**Problem description**
Copy all the data exactly, except the pictures.

**Data for the task**
——————
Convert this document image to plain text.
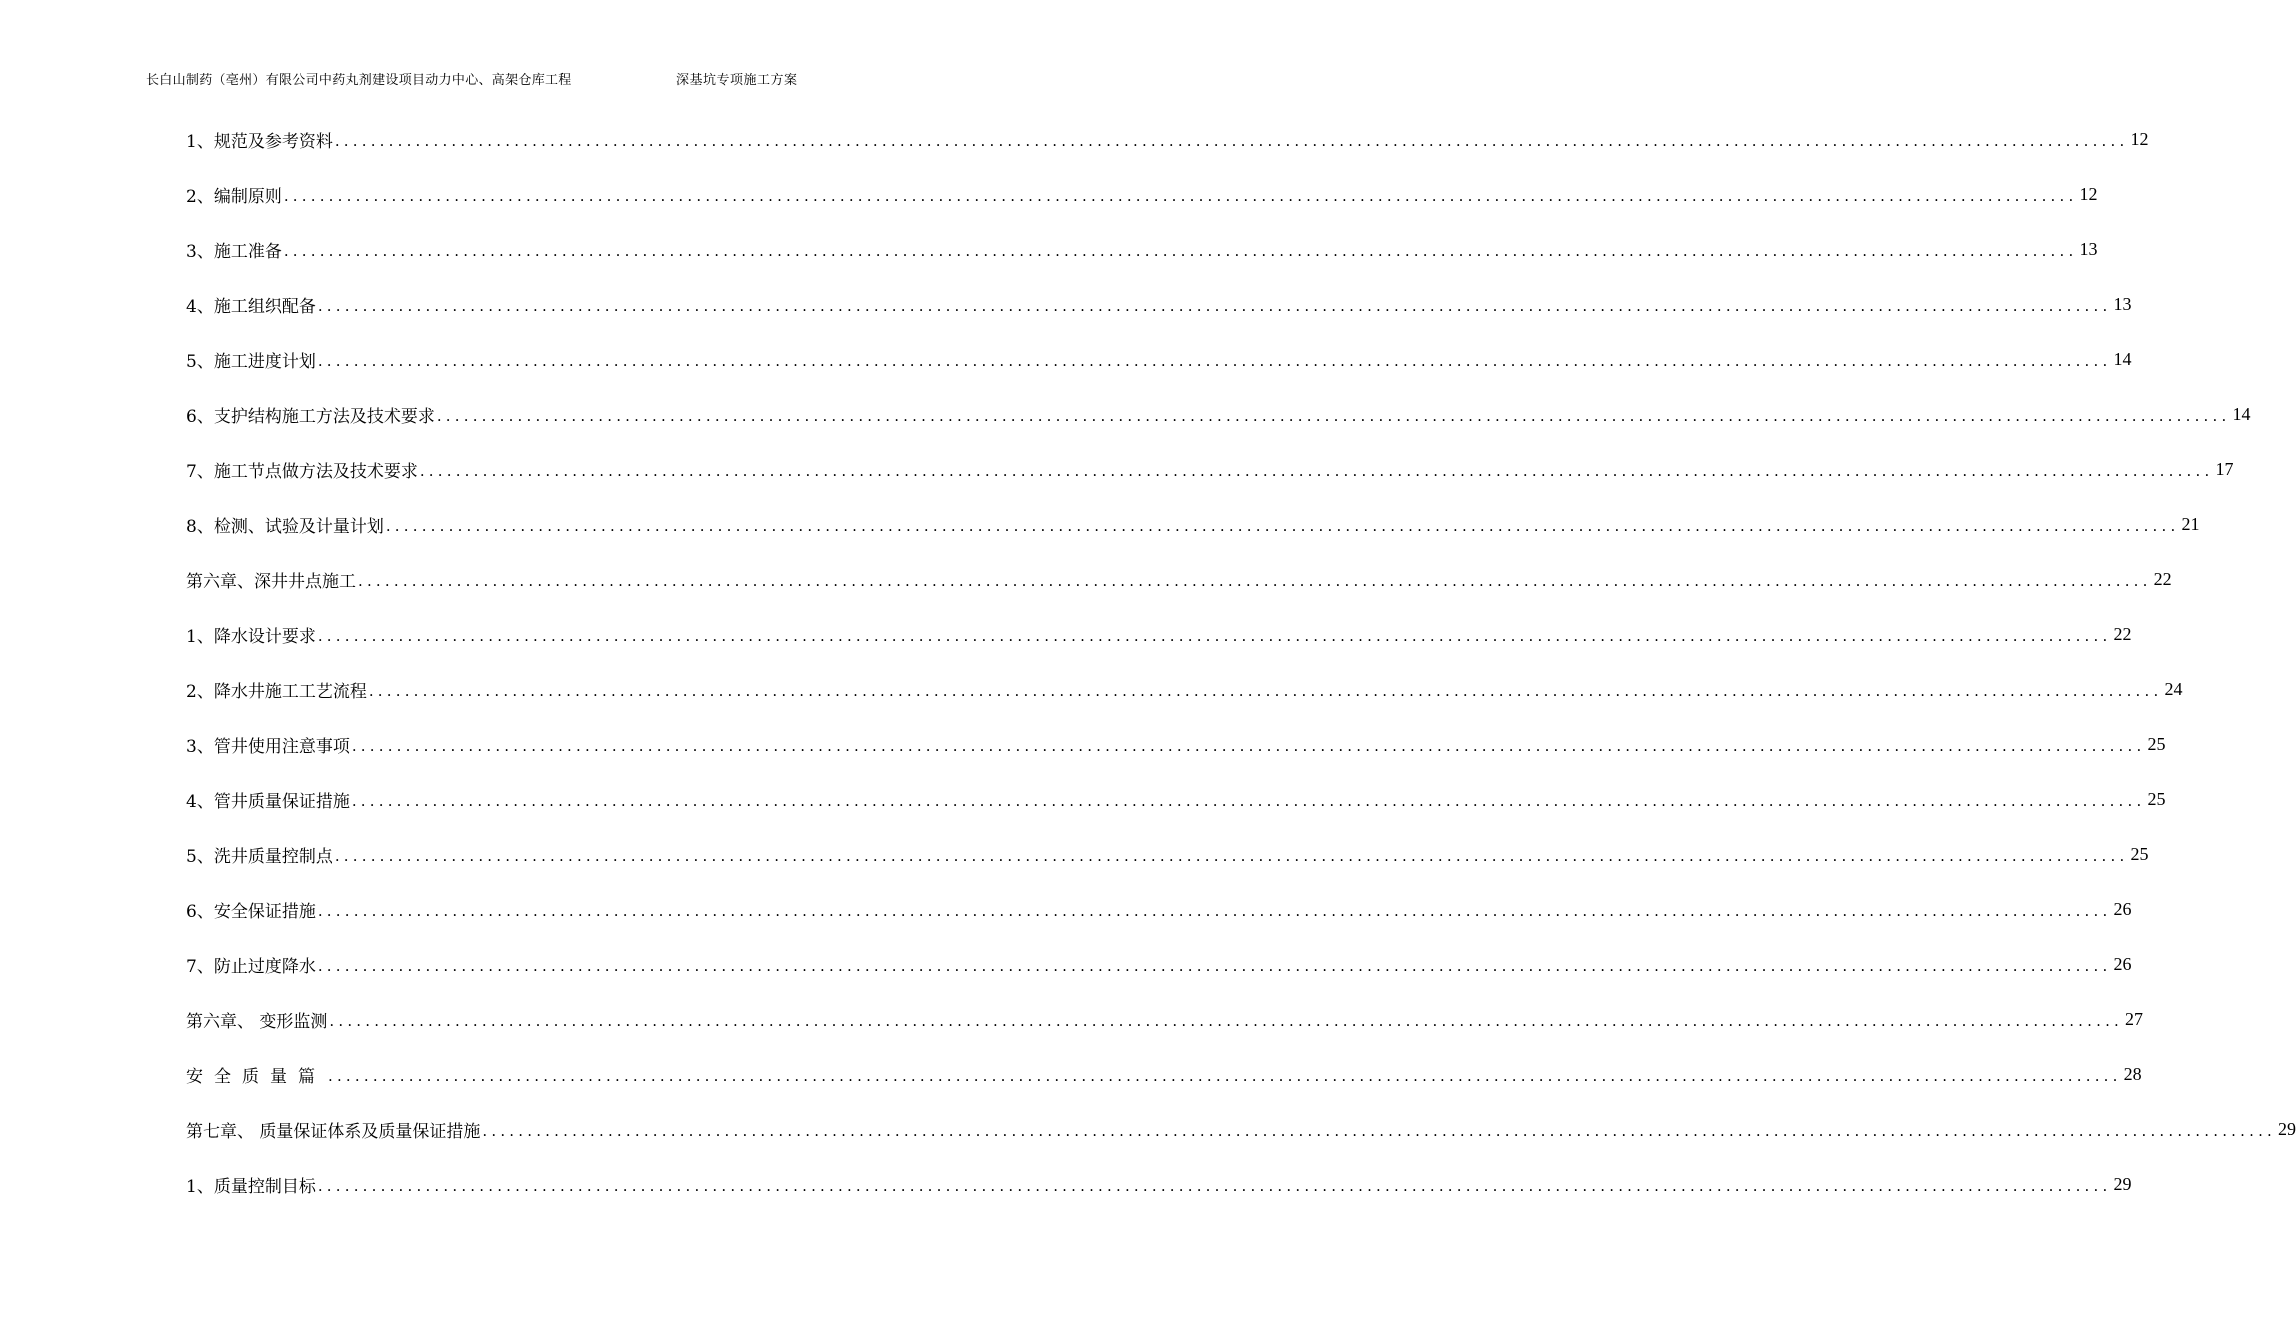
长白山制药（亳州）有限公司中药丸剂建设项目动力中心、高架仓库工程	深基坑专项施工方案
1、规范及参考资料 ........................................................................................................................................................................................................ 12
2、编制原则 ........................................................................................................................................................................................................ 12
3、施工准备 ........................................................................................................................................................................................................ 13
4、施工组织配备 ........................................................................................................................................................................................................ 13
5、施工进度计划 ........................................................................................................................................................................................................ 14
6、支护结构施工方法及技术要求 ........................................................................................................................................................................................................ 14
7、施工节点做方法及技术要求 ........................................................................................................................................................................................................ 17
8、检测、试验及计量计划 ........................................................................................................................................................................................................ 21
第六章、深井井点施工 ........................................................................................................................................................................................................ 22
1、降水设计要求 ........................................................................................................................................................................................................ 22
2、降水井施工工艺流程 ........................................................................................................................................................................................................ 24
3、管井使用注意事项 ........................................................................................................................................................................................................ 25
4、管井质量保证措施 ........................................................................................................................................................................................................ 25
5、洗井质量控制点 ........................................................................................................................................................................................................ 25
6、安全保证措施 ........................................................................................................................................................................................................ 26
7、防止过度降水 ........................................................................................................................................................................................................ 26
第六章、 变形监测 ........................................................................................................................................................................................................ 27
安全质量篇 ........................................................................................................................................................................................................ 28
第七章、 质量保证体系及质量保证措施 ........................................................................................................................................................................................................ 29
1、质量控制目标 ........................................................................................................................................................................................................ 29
——————
**Answer in full**
Convert this document image to plain text.
长白山制药（亳州）有限公司中药丸剂建设项目动力中心、高架仓库工程	深基坑专项施工方案
1、规范及参考资料 ........................................................................................................................................................................................................ 12
2、编制原则 ........................................................................................................................................................................................................ 12
3、施工准备 ........................................................................................................................................................................................................ 13
4、施工组织配备 ........................................................................................................................................................................................................ 13
5、施工进度计划 ........................................................................................................................................................................................................ 14
6、支护结构施工方法及技术要求 ........................................................................................................................................................................................................ 14
7、施工节点做方法及技术要求 ........................................................................................................................................................................................................ 17
8、检测、试验及计量计划 ........................................................................................................................................................................................................ 21
第六章、深井井点施工 ........................................................................................................................................................................................................ 22
1、降水设计要求 ........................................................................................................................................................................................................ 22
2、降水井施工工艺流程 ........................................................................................................................................................................................................ 24
3、管井使用注意事项 ........................................................................................................................................................................................................ 25
4、管井质量保证措施 ........................................................................................................................................................................................................ 25
5、洗井质量控制点 ........................................................................................................................................................................................................ 25
6、安全保证措施 ........................................................................................................................................................................................................ 26
7、防止过度降水 ........................................................................................................................................................................................................ 26
第六章、 变形监测 ........................................................................................................................................................................................................ 27
安全质量篇 ........................................................................................................................................................................................................ 28
第七章、 质量保证体系及质量保证措施 ........................................................................................................................................................................................................ 29
1、质量控制目标 ........................................................................................................................................................................................................ 29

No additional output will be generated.